## Problem to solve
Where the string "слово" occurs in the material below, report the whole line.

[Collected data entries]
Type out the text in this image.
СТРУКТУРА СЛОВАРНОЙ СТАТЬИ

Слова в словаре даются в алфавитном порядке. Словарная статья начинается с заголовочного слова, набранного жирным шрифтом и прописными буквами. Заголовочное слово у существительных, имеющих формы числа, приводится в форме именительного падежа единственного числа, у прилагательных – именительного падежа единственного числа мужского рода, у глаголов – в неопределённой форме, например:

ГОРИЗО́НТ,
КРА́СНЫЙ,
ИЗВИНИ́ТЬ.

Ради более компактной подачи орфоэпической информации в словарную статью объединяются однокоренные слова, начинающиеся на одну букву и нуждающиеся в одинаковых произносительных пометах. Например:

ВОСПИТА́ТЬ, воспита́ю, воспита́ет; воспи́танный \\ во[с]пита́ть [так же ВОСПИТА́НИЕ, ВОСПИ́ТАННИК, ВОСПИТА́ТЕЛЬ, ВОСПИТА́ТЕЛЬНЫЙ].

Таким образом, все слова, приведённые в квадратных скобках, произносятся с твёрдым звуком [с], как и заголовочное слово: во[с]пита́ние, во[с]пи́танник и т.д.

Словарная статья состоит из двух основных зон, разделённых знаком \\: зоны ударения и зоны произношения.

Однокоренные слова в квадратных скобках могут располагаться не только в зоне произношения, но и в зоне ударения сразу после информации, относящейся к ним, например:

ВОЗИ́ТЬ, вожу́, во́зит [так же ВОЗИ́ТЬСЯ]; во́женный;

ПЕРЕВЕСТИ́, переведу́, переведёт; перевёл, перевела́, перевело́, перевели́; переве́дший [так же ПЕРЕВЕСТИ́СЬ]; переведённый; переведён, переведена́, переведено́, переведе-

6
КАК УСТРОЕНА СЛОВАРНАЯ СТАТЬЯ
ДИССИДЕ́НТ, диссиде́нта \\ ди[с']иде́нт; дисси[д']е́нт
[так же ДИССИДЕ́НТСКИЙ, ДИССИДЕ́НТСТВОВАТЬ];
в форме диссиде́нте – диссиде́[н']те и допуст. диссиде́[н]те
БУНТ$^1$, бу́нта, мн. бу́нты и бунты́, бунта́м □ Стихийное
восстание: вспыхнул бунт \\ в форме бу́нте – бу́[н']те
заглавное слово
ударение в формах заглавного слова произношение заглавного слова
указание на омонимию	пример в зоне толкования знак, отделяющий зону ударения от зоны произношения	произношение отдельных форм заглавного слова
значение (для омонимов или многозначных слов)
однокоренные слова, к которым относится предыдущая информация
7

## Final result
Слова в словаре даются в алфавитном порядке. Словарная статья начинается с заголовочного слова, набранного жирным шрифтом и прописными буквами. Заголовочное слово у существительных, имеющих формы числа, приводится в форме именительного падежа единственного числа, у прилагательных – именительного падежа единственного числа мужского рода, у глаголов – в неопределённой форме, например:
Таким образом, все слова, приведённые в квадратных скобках, произносятся с твёрдым звуком [с], как и заголовочное слово: во[с]пита́ние, во[с]пи́танник и т.д.
заглавное слово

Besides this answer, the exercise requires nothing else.